### Your task
Find every line with the word "style" and report how many there are, without any other text.

— START OF Provided entries —

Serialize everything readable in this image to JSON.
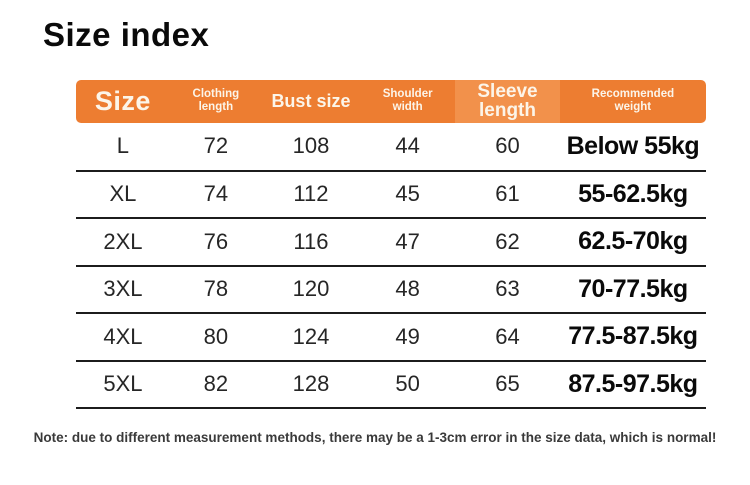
{
  "page": {
    "title": "Size index",
    "note": "Note: due to different measurement methods, there may be a 1-3cm error in the size data, which is normal!"
  },
  "colors": {
    "header_bg": "#ED7D31",
    "header_highlight_bg": "#F2914B",
    "header_text": "#FCF5E9",
    "row_line": "#1C1C1C",
    "body_text": "#262626",
    "weight_text": "#0A0A0A"
  },
  "table": {
    "columns": [
      {
        "key": "size",
        "label": "Size",
        "style": "xl",
        "highlight": false
      },
      {
        "key": "clothing-length",
        "label": "Clothing length",
        "style": "sm",
        "highlight": false
      },
      {
        "key": "bust-size",
        "label": "Bust size",
        "style": "md",
        "highlight": false
      },
      {
        "key": "shoulder-width",
        "label": "Shoulder width",
        "style": "sm",
        "highlight": false
      },
      {
        "key": "sleeve-length",
        "label": "Sleeve length",
        "style": "md2",
        "highlight": true
      },
      {
        "key": "recommended-weight",
        "label": "Recommended weight",
        "style": "sm wide",
        "highlight": false
      }
    ],
    "rows": [
      {
        "cells": [
          "L",
          "72",
          "108",
          "44",
          "60",
          "Below 55kg"
        ]
      },
      {
        "cells": [
          "XL",
          "74",
          "112",
          "45",
          "61",
          "55-62.5kg"
        ]
      },
      {
        "cells": [
          "2XL",
          "76",
          "116",
          "47",
          "62",
          "62.5-70kg"
        ]
      },
      {
        "cells": [
          "3XL",
          "78",
          "120",
          "48",
          "63",
          "70-77.5kg"
        ]
      },
      {
        "cells": [
          "4XL",
          "80",
          "124",
          "49",
          "64",
          "77.5-87.5kg"
        ]
      },
      {
        "cells": [
          "5XL",
          "82",
          "128",
          "50",
          "65",
          "87.5-97.5kg"
        ]
      }
    ]
  }
}
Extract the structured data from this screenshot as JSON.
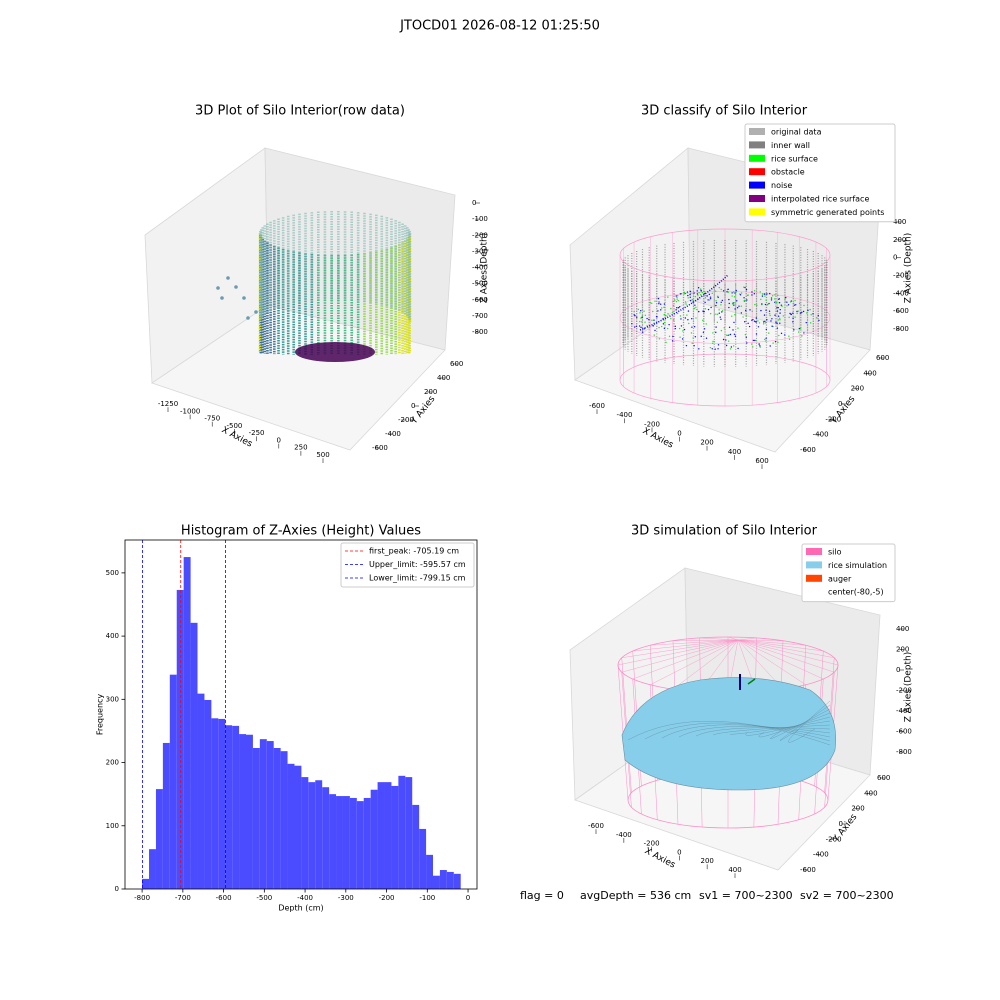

— END OF Provided entries —

### Exercise answer
6